-- START Data records --

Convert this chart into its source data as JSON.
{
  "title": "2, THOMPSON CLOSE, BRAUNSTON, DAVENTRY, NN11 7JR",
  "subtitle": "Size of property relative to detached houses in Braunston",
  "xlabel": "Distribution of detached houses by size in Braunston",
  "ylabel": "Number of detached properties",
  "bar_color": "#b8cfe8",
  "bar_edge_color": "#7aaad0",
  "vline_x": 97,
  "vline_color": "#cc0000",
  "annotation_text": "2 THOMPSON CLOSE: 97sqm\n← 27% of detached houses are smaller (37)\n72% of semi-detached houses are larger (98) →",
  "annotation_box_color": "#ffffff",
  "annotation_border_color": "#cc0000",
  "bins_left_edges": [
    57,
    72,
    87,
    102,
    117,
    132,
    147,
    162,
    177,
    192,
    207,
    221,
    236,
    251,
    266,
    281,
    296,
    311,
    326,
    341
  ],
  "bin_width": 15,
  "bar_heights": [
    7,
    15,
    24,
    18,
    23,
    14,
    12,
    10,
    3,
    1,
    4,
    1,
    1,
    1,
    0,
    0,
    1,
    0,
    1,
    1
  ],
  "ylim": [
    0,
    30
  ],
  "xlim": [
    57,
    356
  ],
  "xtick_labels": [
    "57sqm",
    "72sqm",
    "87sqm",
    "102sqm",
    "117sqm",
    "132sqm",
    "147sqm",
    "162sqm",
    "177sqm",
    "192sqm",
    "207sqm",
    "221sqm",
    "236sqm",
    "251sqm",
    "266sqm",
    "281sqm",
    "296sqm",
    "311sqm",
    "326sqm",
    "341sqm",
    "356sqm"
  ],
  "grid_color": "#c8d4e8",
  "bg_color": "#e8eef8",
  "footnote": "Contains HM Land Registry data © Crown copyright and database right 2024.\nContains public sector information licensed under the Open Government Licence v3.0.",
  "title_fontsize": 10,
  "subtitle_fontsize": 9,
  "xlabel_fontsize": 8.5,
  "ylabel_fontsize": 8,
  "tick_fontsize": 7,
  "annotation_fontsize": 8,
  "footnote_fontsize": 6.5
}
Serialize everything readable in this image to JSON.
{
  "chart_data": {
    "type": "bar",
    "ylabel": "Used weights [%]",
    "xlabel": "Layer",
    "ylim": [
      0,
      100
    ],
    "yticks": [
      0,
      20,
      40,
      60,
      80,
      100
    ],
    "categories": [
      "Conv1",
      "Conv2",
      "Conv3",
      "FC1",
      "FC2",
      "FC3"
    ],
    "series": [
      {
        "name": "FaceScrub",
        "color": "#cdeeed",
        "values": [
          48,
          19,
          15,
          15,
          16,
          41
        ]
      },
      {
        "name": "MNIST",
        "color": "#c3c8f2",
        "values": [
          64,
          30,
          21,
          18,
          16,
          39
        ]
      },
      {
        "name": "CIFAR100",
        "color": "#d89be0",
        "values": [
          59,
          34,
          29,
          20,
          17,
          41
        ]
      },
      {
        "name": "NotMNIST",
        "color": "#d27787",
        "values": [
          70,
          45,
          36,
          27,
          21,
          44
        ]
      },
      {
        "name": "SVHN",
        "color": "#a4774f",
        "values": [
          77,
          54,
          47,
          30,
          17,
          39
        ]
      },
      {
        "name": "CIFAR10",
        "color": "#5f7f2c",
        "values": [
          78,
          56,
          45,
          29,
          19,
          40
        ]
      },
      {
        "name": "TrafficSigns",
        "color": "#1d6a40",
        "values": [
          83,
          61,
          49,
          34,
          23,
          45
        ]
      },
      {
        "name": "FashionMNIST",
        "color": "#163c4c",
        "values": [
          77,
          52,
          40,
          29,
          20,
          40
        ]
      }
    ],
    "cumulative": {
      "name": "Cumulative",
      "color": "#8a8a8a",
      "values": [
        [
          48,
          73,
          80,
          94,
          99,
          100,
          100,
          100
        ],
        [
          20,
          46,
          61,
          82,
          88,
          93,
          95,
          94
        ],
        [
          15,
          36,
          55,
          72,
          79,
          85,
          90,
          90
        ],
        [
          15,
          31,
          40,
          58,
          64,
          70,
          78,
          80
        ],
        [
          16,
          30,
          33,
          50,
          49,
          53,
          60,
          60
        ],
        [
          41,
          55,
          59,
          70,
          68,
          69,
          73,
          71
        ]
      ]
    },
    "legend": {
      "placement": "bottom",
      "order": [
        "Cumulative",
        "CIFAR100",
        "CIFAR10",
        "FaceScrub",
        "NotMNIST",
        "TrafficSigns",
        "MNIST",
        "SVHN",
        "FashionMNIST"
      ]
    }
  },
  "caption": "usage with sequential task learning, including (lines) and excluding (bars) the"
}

-- END Data records --

Extract each line of the material exactly as it stands.

Convert this chart into its source data as JSON.
{
  "title": "2, THOMPSON CLOSE, BRAUNSTON, DAVENTRY, NN11 7JR",
  "subtitle": "Size of property relative to detached houses in Braunston",
  "xlabel": "Distribution of detached houses by size in Braunston",
  "ylabel": "Number of detached properties",
  "bar_color": "#b8cfe8",
  "bar_edge_color": "#7aaad0",
  "vline_x": 97,
  "vline_color": "#cc0000",
  "annotation_text": "2 THOMPSON CLOSE: 97sqm\n← 27% of detached houses are smaller (37)\n72% of semi-detached houses are larger (98) →",
  "annotation_box_color": "#ffffff",
  "annotation_border_color": "#cc0000",
  "bins_left_edges": [
    57,
    72,
    87,
    102,
    117,
    132,
    147,
    162,
    177,
    192,
    207,
    221,
    236,
    251,
    266,
    281,
    296,
    311,
    326,
    341
  ],
  "bin_width": 15,
  "bar_heights": [
    7,
    15,
    24,
    18,
    23,
    14,
    12,
    10,
    3,
    1,
    4,
    1,
    1,
    1,
    0,
    0,
    1,
    0,
    1,
    1
  ],
  "ylim": [
    0,
    30
  ],
  "xlim": [
    57,
    356
  ],
  "xtick_labels": [
    "57sqm",
    "72sqm",
    "87sqm",
    "102sqm",
    "117sqm",
    "132sqm",
    "147sqm",
    "162sqm",
    "177sqm",
    "192sqm",
    "207sqm",
    "221sqm",
    "236sqm",
    "251sqm",
    "266sqm",
    "281sqm",
    "296sqm",
    "311sqm",
    "326sqm",
    "341sqm",
    "356sqm"
  ],
  "grid_color": "#c8d4e8",
  "bg_color": "#e8eef8",
  "footnote": "Contains HM Land Registry data © Crown copyright and database right 2024.\nContains public sector information licensed under the Open Government Licence v3.0.",
  "title_fontsize": 10,
  "subtitle_fontsize": 9,
  "xlabel_fontsize": 8.5,
  "ylabel_fontsize": 8,
  "tick_fontsize": 7,
  "annotation_fontsize": 8,
  "footnote_fontsize": 6.5
}
Serialize everything readable in this image to JSON.
{
  "chart_data": {
    "type": "bar",
    "ylabel": "Used weights [%]",
    "xlabel": "Layer",
    "ylim": [
      0,
      100
    ],
    "yticks": [
      0,
      20,
      40,
      60,
      80,
      100
    ],
    "categories": [
      "Conv1",
      "Conv2",
      "Conv3",
      "FC1",
      "FC2",
      "FC3"
    ],
    "series": [
      {
        "name": "FaceScrub",
        "color": "#cdeeed",
        "values": [
          48,
          19,
          15,
          15,
          16,
          41
        ]
      },
      {
        "name": "MNIST",
        "color": "#c3c8f2",
        "values": [
          64,
          30,
          21,
          18,
          16,
          39
        ]
      },
      {
        "name": "CIFAR100",
        "color": "#d89be0",
        "values": [
          59,
          34,
          29,
          20,
          17,
          41
        ]
      },
      {
        "name": "NotMNIST",
        "color": "#d27787",
        "values": [
          70,
          45,
          36,
          27,
          21,
          44
        ]
      },
      {
        "name": "SVHN",
        "color": "#a4774f",
        "values": [
          77,
          54,
          47,
          30,
          17,
          39
        ]
      },
      {
        "name": "CIFAR10",
        "color": "#5f7f2c",
        "values": [
          78,
          56,
          45,
          29,
          19,
          40
        ]
      },
      {
        "name": "TrafficSigns",
        "color": "#1d6a40",
        "values": [
          83,
          61,
          49,
          34,
          23,
          45
        ]
      },
      {
        "name": "FashionMNIST",
        "color": "#163c4c",
        "values": [
          77,
          52,
          40,
          29,
          20,
          40
        ]
      }
    ],
    "cumulative": {
      "name": "Cumulative",
      "color": "#8a8a8a",
      "values": [
        [
          48,
          73,
          80,
          94,
          99,
          100,
          100,
          100
        ],
        [
          20,
          46,
          61,
          82,
          88,
          93,
          95,
          94
        ],
        [
          15,
          36,
          55,
          72,
          79,
          85,
          90,
          90
        ],
        [
          15,
          31,
          40,
          58,
          64,
          70,
          78,
          80
        ],
        [
          16,
          30,
          33,
          50,
          49,
          53,
          60,
          60
        ],
        [
          41,
          55,
          59,
          70,
          68,
          69,
          73,
          71
        ]
      ]
    },
    "legend": {
      "placement": "bottom",
      "order": [
        "Cumulative",
        "CIFAR100",
        "CIFAR10",
        "FaceScrub",
        "NotMNIST",
        "TrafficSigns",
        "MNIST",
        "SVHN",
        "FashionMNIST"
      ]
    }
  },
  "caption": "usage with sequential task learning, including (lines) and excluding (bars) the"
}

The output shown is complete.